● What needs to be done:
List all the lines in these records that hold "Albert".

[Records from a dataset]

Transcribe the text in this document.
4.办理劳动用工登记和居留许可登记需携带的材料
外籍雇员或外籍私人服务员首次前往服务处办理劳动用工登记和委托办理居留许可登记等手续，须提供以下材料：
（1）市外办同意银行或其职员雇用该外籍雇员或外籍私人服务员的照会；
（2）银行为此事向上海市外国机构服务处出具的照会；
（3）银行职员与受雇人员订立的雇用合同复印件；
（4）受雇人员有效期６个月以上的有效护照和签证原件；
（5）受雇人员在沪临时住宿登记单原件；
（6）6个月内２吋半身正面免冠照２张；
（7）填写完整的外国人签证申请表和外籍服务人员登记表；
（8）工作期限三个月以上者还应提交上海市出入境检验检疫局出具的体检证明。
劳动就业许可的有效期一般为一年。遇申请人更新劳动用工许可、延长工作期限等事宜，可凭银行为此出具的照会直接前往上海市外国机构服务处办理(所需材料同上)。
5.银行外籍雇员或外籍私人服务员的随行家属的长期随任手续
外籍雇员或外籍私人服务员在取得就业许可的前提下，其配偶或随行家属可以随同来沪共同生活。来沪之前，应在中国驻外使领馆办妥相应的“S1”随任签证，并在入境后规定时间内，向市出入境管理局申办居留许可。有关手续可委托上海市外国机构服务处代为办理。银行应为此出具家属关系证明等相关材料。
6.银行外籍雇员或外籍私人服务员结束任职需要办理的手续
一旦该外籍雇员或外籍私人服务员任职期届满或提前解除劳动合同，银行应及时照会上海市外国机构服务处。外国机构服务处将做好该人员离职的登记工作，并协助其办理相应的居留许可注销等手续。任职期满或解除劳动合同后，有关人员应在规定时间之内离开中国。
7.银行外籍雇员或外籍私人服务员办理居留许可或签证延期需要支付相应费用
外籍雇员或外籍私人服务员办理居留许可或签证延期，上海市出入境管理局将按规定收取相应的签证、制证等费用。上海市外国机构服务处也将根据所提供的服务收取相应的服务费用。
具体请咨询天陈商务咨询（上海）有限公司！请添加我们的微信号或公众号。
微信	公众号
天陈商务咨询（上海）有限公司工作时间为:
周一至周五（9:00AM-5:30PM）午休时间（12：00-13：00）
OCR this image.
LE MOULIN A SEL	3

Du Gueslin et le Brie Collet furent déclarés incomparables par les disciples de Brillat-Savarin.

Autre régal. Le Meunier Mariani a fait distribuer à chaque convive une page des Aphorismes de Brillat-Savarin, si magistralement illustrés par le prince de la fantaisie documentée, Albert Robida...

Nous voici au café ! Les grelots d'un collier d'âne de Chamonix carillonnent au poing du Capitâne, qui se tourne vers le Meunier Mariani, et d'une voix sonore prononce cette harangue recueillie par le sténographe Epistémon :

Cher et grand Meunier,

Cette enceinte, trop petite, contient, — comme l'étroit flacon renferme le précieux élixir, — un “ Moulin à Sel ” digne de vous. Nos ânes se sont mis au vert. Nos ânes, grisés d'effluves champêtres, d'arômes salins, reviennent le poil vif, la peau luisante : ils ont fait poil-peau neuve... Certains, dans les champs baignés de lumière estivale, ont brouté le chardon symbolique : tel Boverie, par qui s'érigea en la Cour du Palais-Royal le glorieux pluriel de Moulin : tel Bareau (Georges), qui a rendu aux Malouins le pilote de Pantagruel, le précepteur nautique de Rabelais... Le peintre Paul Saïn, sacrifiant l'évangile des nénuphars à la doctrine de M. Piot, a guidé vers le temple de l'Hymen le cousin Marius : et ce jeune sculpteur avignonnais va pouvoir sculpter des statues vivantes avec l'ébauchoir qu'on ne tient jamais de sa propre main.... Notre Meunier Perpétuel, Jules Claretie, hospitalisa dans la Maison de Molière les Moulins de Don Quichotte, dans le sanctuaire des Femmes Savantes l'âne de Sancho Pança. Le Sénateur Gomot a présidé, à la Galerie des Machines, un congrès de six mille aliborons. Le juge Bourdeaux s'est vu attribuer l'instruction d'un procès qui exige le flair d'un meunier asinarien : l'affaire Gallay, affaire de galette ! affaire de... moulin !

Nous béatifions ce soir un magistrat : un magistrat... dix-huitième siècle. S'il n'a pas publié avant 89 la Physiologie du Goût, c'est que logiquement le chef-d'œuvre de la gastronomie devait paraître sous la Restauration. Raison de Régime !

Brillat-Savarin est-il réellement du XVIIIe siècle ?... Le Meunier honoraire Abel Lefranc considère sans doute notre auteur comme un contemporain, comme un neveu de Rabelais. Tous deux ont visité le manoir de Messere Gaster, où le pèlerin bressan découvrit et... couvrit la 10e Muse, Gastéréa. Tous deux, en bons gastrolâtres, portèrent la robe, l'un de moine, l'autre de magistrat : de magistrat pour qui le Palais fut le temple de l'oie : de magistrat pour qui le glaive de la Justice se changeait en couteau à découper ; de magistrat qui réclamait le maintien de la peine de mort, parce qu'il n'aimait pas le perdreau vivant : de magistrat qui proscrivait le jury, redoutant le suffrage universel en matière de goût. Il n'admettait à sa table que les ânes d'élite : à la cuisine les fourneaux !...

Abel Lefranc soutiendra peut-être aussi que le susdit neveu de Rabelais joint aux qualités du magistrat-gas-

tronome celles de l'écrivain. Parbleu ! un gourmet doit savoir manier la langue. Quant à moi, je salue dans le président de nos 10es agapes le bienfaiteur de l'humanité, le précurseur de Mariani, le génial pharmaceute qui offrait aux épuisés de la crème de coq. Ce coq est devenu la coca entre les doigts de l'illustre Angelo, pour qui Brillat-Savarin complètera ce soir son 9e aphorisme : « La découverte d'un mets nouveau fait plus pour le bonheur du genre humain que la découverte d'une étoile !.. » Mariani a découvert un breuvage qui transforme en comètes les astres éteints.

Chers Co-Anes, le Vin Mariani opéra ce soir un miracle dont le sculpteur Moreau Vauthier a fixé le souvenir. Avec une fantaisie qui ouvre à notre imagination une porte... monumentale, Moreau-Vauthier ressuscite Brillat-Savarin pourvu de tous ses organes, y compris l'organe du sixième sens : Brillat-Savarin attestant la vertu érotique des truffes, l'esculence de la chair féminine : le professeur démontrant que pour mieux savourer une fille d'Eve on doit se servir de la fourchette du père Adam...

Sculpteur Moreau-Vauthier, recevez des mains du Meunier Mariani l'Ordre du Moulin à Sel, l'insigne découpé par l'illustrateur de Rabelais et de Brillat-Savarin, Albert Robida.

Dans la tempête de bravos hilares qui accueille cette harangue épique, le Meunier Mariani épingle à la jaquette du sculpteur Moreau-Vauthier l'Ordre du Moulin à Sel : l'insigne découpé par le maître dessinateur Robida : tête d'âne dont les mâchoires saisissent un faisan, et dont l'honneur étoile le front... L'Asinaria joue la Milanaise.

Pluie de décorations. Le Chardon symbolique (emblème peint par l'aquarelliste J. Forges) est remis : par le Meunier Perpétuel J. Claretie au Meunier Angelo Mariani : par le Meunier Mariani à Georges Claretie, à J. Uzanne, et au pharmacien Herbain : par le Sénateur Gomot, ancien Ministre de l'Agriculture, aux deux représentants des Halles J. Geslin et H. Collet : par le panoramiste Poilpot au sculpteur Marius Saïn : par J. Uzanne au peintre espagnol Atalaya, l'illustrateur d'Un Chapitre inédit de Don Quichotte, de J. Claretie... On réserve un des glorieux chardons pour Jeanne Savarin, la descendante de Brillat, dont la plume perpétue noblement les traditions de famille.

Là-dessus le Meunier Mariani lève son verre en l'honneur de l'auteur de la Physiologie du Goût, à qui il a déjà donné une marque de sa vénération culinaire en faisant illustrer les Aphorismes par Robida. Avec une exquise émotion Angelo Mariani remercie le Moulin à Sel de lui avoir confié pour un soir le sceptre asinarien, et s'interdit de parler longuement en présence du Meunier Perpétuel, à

● Result:
Autre régal. Le Meunier Mariani a fait distribuer à chaque convive une page des Aphorismes de Brillat-Savarin, si magistralement illustrés par le prince de la fantaisie documentée, Albert Robida...
Sculpteur Moreau-Vauthier, recevez des mains du Meunier Mariani l'Ordre du Moulin à Sel, l'insigne découpé par l'illustrateur de Rabelais et de Brillat-Savarin, Albert Robida.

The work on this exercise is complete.